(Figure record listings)
- - - - - - -
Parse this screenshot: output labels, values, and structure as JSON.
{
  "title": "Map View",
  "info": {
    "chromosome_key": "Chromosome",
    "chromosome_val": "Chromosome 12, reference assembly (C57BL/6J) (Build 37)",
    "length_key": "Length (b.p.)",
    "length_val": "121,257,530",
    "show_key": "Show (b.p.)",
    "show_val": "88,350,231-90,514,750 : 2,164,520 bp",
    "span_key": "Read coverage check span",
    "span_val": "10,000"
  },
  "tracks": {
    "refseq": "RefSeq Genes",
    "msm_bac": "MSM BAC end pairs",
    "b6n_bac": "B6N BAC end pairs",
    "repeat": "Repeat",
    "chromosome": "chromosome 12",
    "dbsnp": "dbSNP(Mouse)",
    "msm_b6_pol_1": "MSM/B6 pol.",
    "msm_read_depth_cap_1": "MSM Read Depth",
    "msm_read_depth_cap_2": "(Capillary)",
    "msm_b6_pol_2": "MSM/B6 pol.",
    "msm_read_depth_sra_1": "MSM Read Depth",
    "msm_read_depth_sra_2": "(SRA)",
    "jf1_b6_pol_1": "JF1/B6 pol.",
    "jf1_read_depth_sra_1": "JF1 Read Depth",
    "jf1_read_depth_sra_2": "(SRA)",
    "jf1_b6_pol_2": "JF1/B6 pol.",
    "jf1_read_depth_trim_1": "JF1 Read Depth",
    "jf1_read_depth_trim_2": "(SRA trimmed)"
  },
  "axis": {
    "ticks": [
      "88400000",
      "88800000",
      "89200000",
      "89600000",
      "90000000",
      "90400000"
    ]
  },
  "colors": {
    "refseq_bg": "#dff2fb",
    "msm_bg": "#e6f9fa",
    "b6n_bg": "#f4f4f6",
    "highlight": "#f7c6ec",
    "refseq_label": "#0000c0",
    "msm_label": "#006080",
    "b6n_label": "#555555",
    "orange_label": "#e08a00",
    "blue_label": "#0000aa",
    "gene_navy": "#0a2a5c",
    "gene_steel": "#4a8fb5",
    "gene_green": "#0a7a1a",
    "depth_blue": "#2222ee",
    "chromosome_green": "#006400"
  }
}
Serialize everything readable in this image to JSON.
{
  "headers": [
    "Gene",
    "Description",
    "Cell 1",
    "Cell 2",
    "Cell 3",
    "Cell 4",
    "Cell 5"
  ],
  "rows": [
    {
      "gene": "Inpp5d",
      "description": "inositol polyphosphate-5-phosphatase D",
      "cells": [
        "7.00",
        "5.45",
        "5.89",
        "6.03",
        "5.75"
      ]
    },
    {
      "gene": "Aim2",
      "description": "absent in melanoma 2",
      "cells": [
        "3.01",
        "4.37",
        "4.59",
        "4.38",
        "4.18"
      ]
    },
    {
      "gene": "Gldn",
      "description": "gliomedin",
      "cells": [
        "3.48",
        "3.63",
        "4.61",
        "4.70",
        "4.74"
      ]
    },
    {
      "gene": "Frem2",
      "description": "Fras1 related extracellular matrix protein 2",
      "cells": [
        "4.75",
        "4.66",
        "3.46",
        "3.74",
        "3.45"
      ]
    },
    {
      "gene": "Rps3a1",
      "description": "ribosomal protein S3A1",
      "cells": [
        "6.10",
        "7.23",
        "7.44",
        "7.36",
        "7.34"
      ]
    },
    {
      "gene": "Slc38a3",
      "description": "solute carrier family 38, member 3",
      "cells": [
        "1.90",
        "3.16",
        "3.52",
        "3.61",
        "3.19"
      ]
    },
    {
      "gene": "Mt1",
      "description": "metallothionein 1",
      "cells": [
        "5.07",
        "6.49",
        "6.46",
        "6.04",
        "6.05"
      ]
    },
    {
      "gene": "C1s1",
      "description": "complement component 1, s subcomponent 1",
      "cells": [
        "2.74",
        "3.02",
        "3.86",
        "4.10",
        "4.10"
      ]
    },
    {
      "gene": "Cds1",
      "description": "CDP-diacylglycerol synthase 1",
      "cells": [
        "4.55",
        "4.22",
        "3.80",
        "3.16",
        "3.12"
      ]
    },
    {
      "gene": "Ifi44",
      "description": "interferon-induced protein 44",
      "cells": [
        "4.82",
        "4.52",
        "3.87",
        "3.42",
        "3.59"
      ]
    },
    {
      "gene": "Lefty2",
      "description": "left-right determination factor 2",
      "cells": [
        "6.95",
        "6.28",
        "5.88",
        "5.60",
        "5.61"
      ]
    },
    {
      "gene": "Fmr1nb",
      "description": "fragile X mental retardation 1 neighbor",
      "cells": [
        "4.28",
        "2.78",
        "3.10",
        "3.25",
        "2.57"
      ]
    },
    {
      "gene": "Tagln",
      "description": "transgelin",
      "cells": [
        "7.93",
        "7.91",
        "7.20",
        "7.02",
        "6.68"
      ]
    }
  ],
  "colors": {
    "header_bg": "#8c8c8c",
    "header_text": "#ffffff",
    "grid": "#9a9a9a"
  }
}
- - - - - - -
[WORK ITEM]:
Reproduce every record above, word for word.

[SOLVED PROBLEM]:
Parse this screenshot: output labels, values, and structure as JSON.
{
  "title": "Map View",
  "info": {
    "chromosome_key": "Chromosome",
    "chromosome_val": "Chromosome 12, reference assembly (C57BL/6J) (Build 37)",
    "length_key": "Length (b.p.)",
    "length_val": "121,257,530",
    "show_key": "Show (b.p.)",
    "show_val": "88,350,231-90,514,750 : 2,164,520 bp",
    "span_key": "Read coverage check span",
    "span_val": "10,000"
  },
  "tracks": {
    "refseq": "RefSeq Genes",
    "msm_bac": "MSM BAC end pairs",
    "b6n_bac": "B6N BAC end pairs",
    "repeat": "Repeat",
    "chromosome": "chromosome 12",
    "dbsnp": "dbSNP(Mouse)",
    "msm_b6_pol_1": "MSM/B6 pol.",
    "msm_read_depth_cap_1": "MSM Read Depth",
    "msm_read_depth_cap_2": "(Capillary)",
    "msm_b6_pol_2": "MSM/B6 pol.",
    "msm_read_depth_sra_1": "MSM Read Depth",
    "msm_read_depth_sra_2": "(SRA)",
    "jf1_b6_pol_1": "JF1/B6 pol.",
    "jf1_read_depth_sra_1": "JF1 Read Depth",
    "jf1_read_depth_sra_2": "(SRA)",
    "jf1_b6_pol_2": "JF1/B6 pol.",
    "jf1_read_depth_trim_1": "JF1 Read Depth",
    "jf1_read_depth_trim_2": "(SRA trimmed)"
  },
  "axis": {
    "ticks": [
      "88400000",
      "88800000",
      "89200000",
      "89600000",
      "90000000",
      "90400000"
    ]
  },
  "colors": {
    "refseq_bg": "#dff2fb",
    "msm_bg": "#e6f9fa",
    "b6n_bg": "#f4f4f6",
    "highlight": "#f7c6ec",
    "refseq_label": "#0000c0",
    "msm_label": "#006080",
    "b6n_label": "#555555",
    "orange_label": "#e08a00",
    "blue_label": "#0000aa",
    "gene_navy": "#0a2a5c",
    "gene_steel": "#4a8fb5",
    "gene_green": "#0a7a1a",
    "depth_blue": "#2222ee",
    "chromosome_green": "#006400"
  }
}
Serialize everything readable in this image to JSON.
{
  "headers": [
    "Gene",
    "Description",
    "Cell 1",
    "Cell 2",
    "Cell 3",
    "Cell 4",
    "Cell 5"
  ],
  "rows": [
    {
      "gene": "Inpp5d",
      "description": "inositol polyphosphate-5-phosphatase D",
      "cells": [
        "7.00",
        "5.45",
        "5.89",
        "6.03",
        "5.75"
      ]
    },
    {
      "gene": "Aim2",
      "description": "absent in melanoma 2",
      "cells": [
        "3.01",
        "4.37",
        "4.59",
        "4.38",
        "4.18"
      ]
    },
    {
      "gene": "Gldn",
      "description": "gliomedin",
      "cells": [
        "3.48",
        "3.63",
        "4.61",
        "4.70",
        "4.74"
      ]
    },
    {
      "gene": "Frem2",
      "description": "Fras1 related extracellular matrix protein 2",
      "cells": [
        "4.75",
        "4.66",
        "3.46",
        "3.74",
        "3.45"
      ]
    },
    {
      "gene": "Rps3a1",
      "description": "ribosomal protein S3A1",
      "cells": [
        "6.10",
        "7.23",
        "7.44",
        "7.36",
        "7.34"
      ]
    },
    {
      "gene": "Slc38a3",
      "description": "solute carrier family 38, member 3",
      "cells": [
        "1.90",
        "3.16",
        "3.52",
        "3.61",
        "3.19"
      ]
    },
    {
      "gene": "Mt1",
      "description": "metallothionein 1",
      "cells": [
        "5.07",
        "6.49",
        "6.46",
        "6.04",
        "6.05"
      ]
    },
    {
      "gene": "C1s1",
      "description": "complement component 1, s subcomponent 1",
      "cells": [
        "2.74",
        "3.02",
        "3.86",
        "4.10",
        "4.10"
      ]
    },
    {
      "gene": "Cds1",
      "description": "CDP-diacylglycerol synthase 1",
      "cells": [
        "4.55",
        "4.22",
        "3.80",
        "3.16",
        "3.12"
      ]
    },
    {
      "gene": "Ifi44",
      "description": "interferon-induced protein 44",
      "cells": [
        "4.82",
        "4.52",
        "3.87",
        "3.42",
        "3.59"
      ]
    },
    {
      "gene": "Lefty2",
      "description": "left-right determination factor 2",
      "cells": [
        "6.95",
        "6.28",
        "5.88",
        "5.60",
        "5.61"
      ]
    },
    {
      "gene": "Fmr1nb",
      "description": "fragile X mental retardation 1 neighbor",
      "cells": [
        "4.28",
        "2.78",
        "3.10",
        "3.25",
        "2.57"
      ]
    },
    {
      "gene": "Tagln",
      "description": "transgelin",
      "cells": [
        "7.93",
        "7.91",
        "7.20",
        "7.02",
        "6.68"
      ]
    }
  ],
  "colors": {
    "header_bg": "#8c8c8c",
    "header_text": "#ffffff",
    "grid": "#9a9a9a"
  }
}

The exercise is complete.